# [Material supplied]
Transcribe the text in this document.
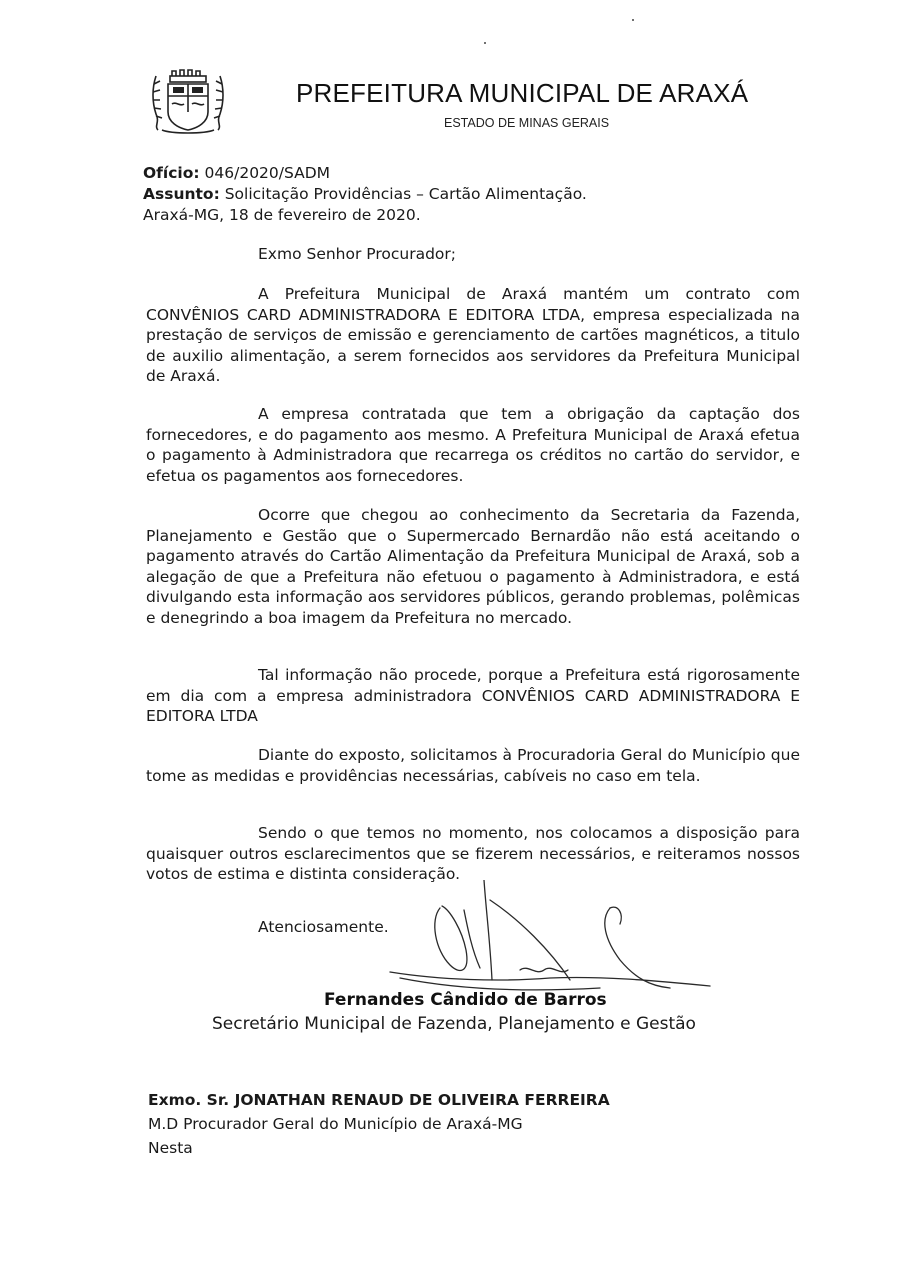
PREFEITURA MUNICIPAL DE ARAXÁ
ESTADO DE MINAS GERAIS
Ofício: 046/2020/SADM
Assunto: Solicitação Providências – Cartão Alimentação.
Araxá-MG, 18 de fevereiro de 2020.
Exmo Senhor Procurador;

A Prefeitura Municipal de Araxá mantém um contrato com CONVÊNIOS CARD ADMINISTRADORA E EDITORA LTDA, empresa especializada na prestação de serviços de emissão e gerenciamento de cartões magnéticos, a titulo de auxilio alimentação, a serem fornecidos aos servidores da Prefeitura Municipal de Araxá.

A empresa contratada que tem a obrigação da captação dos fornecedores, e do pagamento aos mesmo. A Prefeitura Municipal de Araxá efetua o pagamento à Administradora que recarrega os créditos no cartão do servidor, e efetua os pagamentos aos fornecedores.

Ocorre que chegou ao conhecimento da Secretaria da Fazenda, Planejamento e Gestão que o Supermercado Bernardão não está aceitando o pagamento através do Cartão Alimentação da Prefeitura Municipal de Araxá, sob a alegação de que a Prefeitura não efetuou o pagamento à Administradora, e está divulgando esta informação aos servidores públicos, gerando problemas, polêmicas e denegrindo a boa imagem da Prefeitura no mercado.

Tal informação não procede, porque a Prefeitura está rigorosamente em dia com a empresa administradora CONVÊNIOS CARD ADMINISTRADORA E EDITORA LTDA

Diante do exposto, solicitamos à Procuradoria Geral do Município que tome as medidas e providências necessárias, cabíveis no caso em tela.

Sendo o que temos no momento, nos colocamos a disposição para quaisquer outros esclarecimentos que se fizerem necessários, e reiteramos nossos votos de estima e distinta consideração.

Atenciosamente.
Fernandes Cândido de Barros
Secretário Municipal de Fazenda, Planejamento e Gestão
Exmo. Sr. JONATHAN RENAUD DE OLIVEIRA FERREIRA
M.D Procurador Geral do Município de Araxá-MG
Nesta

# [The exercise]
Return every line of the preceding records in which the word "Exmo" appears.

# [Complete answer]
Exmo Senhor Procurador;
Exmo. Sr. JONATHAN RENAUD DE OLIVEIRA FERREIRA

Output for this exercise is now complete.